━━━ Фрагмент текста

Во множестве рисует пейзажи и детали пейзажей: коноплю, капусту на огороде, изгородь, елочки, кочки, церквушку на горизонте. Находит старую ель, на какой, по его представлению, должна была сидеть ворона, которой «Бог послал кусочек сыру», и рисует ветвь этой ели, взобравшись на лестницу, потому что решил сделать рисунок, находясь на уровне вороны.
Рисование животных было для него наслаждением. Он говорил, что люди скучные, «ужас до чего скучные, – звери лучше, красивее и веселее, и просто лучше». И альбомы его полны ими: свиньи, бараны, козы, коровы, волы, коты, собаки, лошади, куры. Иногда даже не целиком животные, а только их лапы, глаза, клювы, уши, хвосты – и все это с явно выраженной любовью.
Это в Домотканове. А вернувшись в Москву или в Петербург, приезжая за границу, он шел в зоологический сад и мог часами просиживать перед клетками со зверями и с наслаждением зарисовывать их. В зоологических садах рисует он лис, зайцев, волков, медведей, даже бегемота, хотя, кажется, ни в одной басне Крылова бегемот не фигурирует.
А сколько львов и как они прекрасны! Какое истинно царственное величие! Львы – еще одна из слабостей Серова. Одно время он даже изменил ради них лошадям. Это было в детстве, в Париже, после того как девятилетним ребенком он впервые побывал в зоологическом саду. Он тогда во время прогулок с Репиным яростно спорил, доказывая, что лев красивее всех животных, а Репин, чтобы поддразнить его и подзадорить, говорил, что лошадь все же красивее. И вот теперь этот детский восторг, это восхищение красотой льва сделало такими замечательными рисунки мастера…
За стенами же зоологического сада – на улице, дома – опять кошки, собаки, лошади, ослы…
И вороны. Вороны все чаще появляются в его альбомах. Они становятся его слабостью, почти как лошади… И это на всю жизнь.
Он любил вечерами, когда темнело, стоять у окна своей московской квартиры, выходившей в старинный Долгоруковский сад, и смотреть, как стаи ворон устраиваются на ночь, долго, с громкими криками, то взлетая, то опять усаживаясь. Он наблюдал их движения, повадки и рисовал, рисовал бесконечно.
– Знаешь, у вороны особенная грация, – говорил он Коровину.

━━━━━━
━━━ Исходные данные

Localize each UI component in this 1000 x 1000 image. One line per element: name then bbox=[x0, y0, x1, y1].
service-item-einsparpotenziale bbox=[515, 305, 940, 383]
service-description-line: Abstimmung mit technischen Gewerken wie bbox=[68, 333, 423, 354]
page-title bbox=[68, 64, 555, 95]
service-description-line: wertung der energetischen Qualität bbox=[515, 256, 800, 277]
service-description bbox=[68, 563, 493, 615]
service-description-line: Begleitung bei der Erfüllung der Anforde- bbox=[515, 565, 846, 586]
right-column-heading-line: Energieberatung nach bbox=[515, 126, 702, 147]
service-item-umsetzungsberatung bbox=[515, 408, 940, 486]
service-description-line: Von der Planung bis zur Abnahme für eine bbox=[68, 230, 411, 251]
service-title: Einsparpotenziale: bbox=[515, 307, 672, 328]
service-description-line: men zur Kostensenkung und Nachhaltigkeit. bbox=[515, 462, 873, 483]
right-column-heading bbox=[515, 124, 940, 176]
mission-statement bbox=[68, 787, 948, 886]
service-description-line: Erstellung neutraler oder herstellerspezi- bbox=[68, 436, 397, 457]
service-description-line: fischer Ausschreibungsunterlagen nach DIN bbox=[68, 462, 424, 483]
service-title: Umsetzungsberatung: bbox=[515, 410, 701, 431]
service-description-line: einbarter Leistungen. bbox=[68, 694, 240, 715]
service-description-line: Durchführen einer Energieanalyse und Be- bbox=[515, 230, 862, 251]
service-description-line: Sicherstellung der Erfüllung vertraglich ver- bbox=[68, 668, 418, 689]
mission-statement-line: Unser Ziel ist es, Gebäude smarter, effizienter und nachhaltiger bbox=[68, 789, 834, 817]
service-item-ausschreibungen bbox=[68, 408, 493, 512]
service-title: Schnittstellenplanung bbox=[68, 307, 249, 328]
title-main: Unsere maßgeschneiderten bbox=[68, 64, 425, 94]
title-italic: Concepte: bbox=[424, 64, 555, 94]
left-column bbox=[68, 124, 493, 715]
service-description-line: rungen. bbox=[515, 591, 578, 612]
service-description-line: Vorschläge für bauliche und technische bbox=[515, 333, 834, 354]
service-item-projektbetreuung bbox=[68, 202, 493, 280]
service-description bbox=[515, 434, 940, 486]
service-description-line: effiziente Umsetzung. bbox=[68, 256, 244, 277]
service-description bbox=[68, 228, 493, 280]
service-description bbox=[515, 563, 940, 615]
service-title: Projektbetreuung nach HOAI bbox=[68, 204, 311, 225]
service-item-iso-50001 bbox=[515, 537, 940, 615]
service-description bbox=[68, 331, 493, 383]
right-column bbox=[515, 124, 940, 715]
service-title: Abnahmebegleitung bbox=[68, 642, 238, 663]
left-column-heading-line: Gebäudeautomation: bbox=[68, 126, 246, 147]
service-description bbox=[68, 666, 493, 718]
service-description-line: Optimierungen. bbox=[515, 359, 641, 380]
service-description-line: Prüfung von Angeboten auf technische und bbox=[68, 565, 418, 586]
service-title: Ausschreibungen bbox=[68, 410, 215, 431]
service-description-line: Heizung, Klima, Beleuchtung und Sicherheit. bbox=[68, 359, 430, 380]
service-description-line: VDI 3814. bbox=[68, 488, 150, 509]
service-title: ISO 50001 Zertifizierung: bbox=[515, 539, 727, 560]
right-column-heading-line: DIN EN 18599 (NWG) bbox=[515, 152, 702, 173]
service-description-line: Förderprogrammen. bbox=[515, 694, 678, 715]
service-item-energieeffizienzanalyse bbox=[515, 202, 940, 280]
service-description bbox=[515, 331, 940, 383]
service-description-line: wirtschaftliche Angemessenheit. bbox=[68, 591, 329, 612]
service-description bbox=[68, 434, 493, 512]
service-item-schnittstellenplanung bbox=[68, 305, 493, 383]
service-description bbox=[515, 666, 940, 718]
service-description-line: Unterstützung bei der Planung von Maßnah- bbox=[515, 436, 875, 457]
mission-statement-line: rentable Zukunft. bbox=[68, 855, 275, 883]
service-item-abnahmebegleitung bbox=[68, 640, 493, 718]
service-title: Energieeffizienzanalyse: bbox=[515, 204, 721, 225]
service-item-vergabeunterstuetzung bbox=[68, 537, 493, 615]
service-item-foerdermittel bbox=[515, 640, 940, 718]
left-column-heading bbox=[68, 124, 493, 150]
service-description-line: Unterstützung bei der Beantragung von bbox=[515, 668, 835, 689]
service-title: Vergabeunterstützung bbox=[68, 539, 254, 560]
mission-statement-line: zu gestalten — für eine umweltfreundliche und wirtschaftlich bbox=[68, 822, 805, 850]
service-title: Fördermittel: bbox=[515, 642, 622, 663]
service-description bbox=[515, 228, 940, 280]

━━━━━━

## Задание A
Выведите без изменений часть отрывка о Серове, начиная со слов "Рисование животных было" и продолжая до слов "явно выраженной любовью." включительно.
## Задание B
Объясните в одном–трех предложениях, почему, согласно отрывку о Серове, он рисовал ветвь старой ели, взобравшись на лестницу.
## Задание C
Напишите продолжение отрывка о Серове, начиная сразу после его последней фразы.

## Ответ к заданию A
Рисование животных было для него наслаждением. Он говорил, что люди скучные, «ужас до чего скучные, – звери лучше, красивее и веселее, и просто лучше». И альбомы его полны ими: свиньи, бараны, козы, коровы, волы, коты, собаки, лошади, куры. Иногда даже не целиком животные, а только их лапы, глаза, клювы, уши, хвосты – и все это с явно выраженной любовью.

## Ответ к заданию B
Серов решил сделать рисунок, находясь на уровне вороны, которая, по его представлению, должна была сидеть на этой ели, когда ей «Бог послал кусочек сыру». Поэтому он взобрался на лестницу и рисовал ветвь оттуда.

## Ответ к заданию C
Есть среди подготовительных рисунков к басням один лист, который может быть в какой-то мере ключом к тенденции Серова. Лист этот, видимо, сделан в зоологическом саду. Задумавшись над ним, представляешь себе, что Серов ходит от клетки к клетке и, глядя на зверей, воображает их действующими лицами историй, ставших баснями, и тут же набрасывает в позах, соответствующих возникающей в его воображении композиции.
Вон он около клетки со львами, и он делает набросок ко «Льву и лисе», «Льву и волку», «Льву состарившемуся» и, наконец, к «Мору зверей». Потом около клетки с медведем – опять несколько набросков к «Мору зверей». Лисицы – «Лев и лисица», «Лисица и виноград», «Мор зверей», «Щука». Ослы – «Филин и осел», «Лев состарившийся», «Осел и мужик». Журавли – «Щука и журавль», «Волк и журавль». Мартышки – «Мартышка и очки», «Квартет». Так что он идет не от сюжетов к зверям, а от зверей к сюжетам.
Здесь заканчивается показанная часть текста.